> **Instructions for the task**: Filter the records below and copy every line containing the word "根据内容".

> **Extracted information**:
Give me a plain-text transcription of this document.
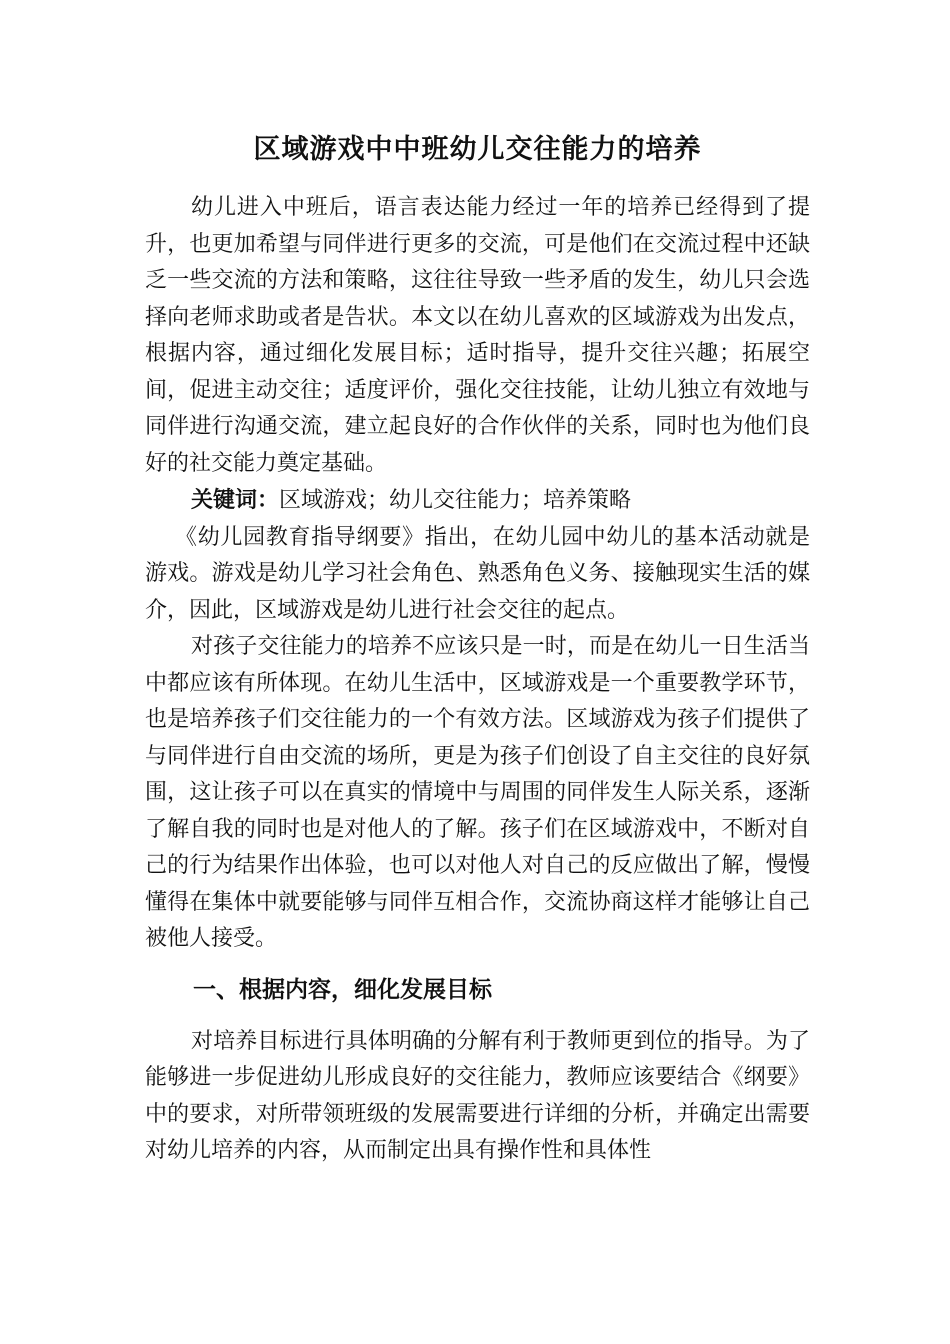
区域游戏中中班幼儿交往能力的培养

幼儿进入中班后，语言表达能力经过一年的培养已经得到了提升，也更加希望与同伴进行更多的交流，可是他们在交流过程中还缺乏一些交流的方法和策略，这往往导致一些矛盾的发生，幼儿只会选择向老师求助或者是告状。本文以在幼儿喜欢的区域游戏为出发点，根据内容，通过细化发展目标；适时指导，提升交往兴趣；拓展空间，促进主动交往；适度评价，强化交往技能，让幼儿独立有效地与同伴进行沟通交流，建立起良好的合作伙伴的关系，同时也为他们良好的社交能力奠定基础。

关键词：区域游戏；幼儿交往能力；培养策略

《幼儿园教育指导纲要》指出，在幼儿园中幼儿的基本活动就是游戏。游戏是幼儿学习社会角色、熟悉角色义务、接触现实生活的媒介，因此，区域游戏是幼儿进行社会交往的起点。

对孩子交往能力的培养不应该只是一时，而是在幼儿一日生活当中都应该有所体现。在幼儿生活中，区域游戏是一个重要教学环节，也是培养孩子们交往能力的一个有效方法。区域游戏为孩子们提供了与同伴进行自由交流的场所，更是为孩子们创设了自主交往的良好氛围，这让孩子可以在真实的情境中与周围的同伴发生人际关系，逐渐了解自我的同时也是对他人的了解。孩子们在区域游戏中，不断对自己的行为结果作出体验，也可以对他人对自己的反应做出了解，慢慢懂得在集体中就要能够与同伴互相合作，交流协商这样才能够让自己被他人接受。

一、根据内容，细化发展目标

对培养目标进行具体明确的分解有利于教师更到位的指导。为了能够进一步促进幼儿形成良好的交往能力，教师应该要结合《纲要》中的要求，对所带领班级的发展需要进行详细的分析，并确定出需要对幼儿培养的内容，从而制定出具有操作性和具体性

> **Written reply**:
幼儿进入中班后，语言表达能力经过一年的培养已经得到了提升，也更加希望与同伴进行更多的交流，可是他们在交流过程中还缺乏一些交流的方法和策略，这往往导致一些矛盾的发生，幼儿只会选择向老师求助或者是告状。本文以在幼儿喜欢的区域游戏为出发点，根据内容，通过细化发展目标；适时指导，提升交往兴趣；拓展空间，促进主动交往；适度评价，强化交往技能，让幼儿独立有效地与同伴进行沟通交流，建立起良好的合作伙伴的关系，同时也为他们良好的社交能力奠定基础。
一、根据内容，细化发展目标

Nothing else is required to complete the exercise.